START INPUT FOR THIS TASK

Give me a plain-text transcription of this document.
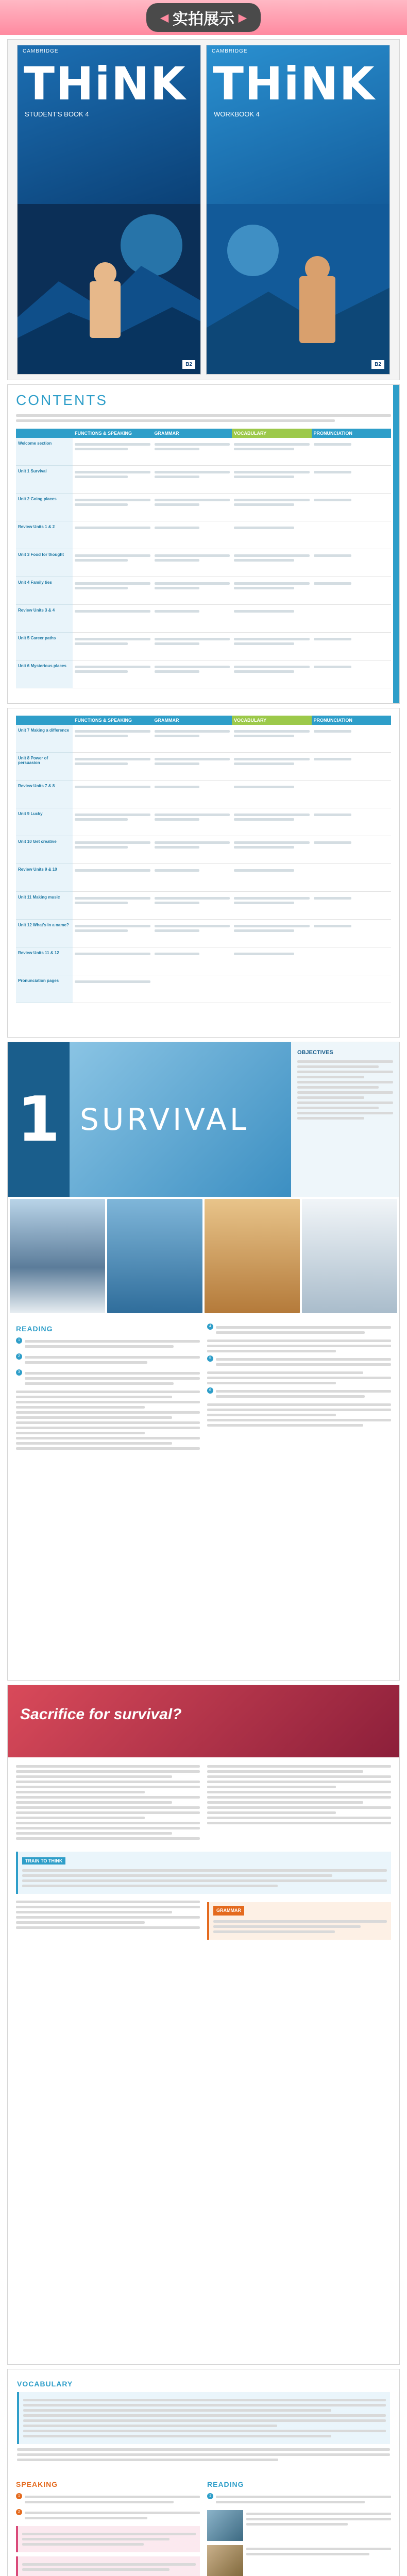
◀ 实拍展示 ▶
CAMBRIDGE
THiNK
STUDENT'S BOOK 4
B2
CAMBRIDGE
THiNK
WORKBOOK 4
B2
CONTENTS
FUNCTIONS & SPEAKING	GRAMMAR	VOCABULARY	PRONUNCIATION
Welcome section
Unit 1 Survival
Unit 2 Going places
Review Units 1 & 2
Unit 3 Food for thought
Unit 4 Family ties
Review Units 3 & 4
Unit 5 Career paths
Unit 6 Mysterious places
FUNCTIONS & SPEAKING	GRAMMAR	VOCABULARY	PRONUNCIATION
Unit 7 Making a difference
Unit 8 Power of persuasion
Review Units 7 & 8
Unit 9 Lucky
Unit 10 Get creative
Review Units 9 & 10
Unit 11 Making music
Unit 12 What's in a name?
Review Units 11 & 12
Pronunciation pages
1 SURVIVAL
OBJECTIVES
READING
1
2
3
4
5
6
Sacrifice for survival?
TRAIN TO THINK
GRAMMAR
VOCABULARY
SPEAKING
1
2
READING
1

END INPUT FOR THIS TASK

### YOUR OBJECTIVE
Which lines include "Units"? Copy each of them out.

### ANSWER TO THIS PROBLEM
Review Units 1 & 2
Review Units 3 & 4
Review Units 7 & 8
Review Units 9 & 10
Review Units 11 & 12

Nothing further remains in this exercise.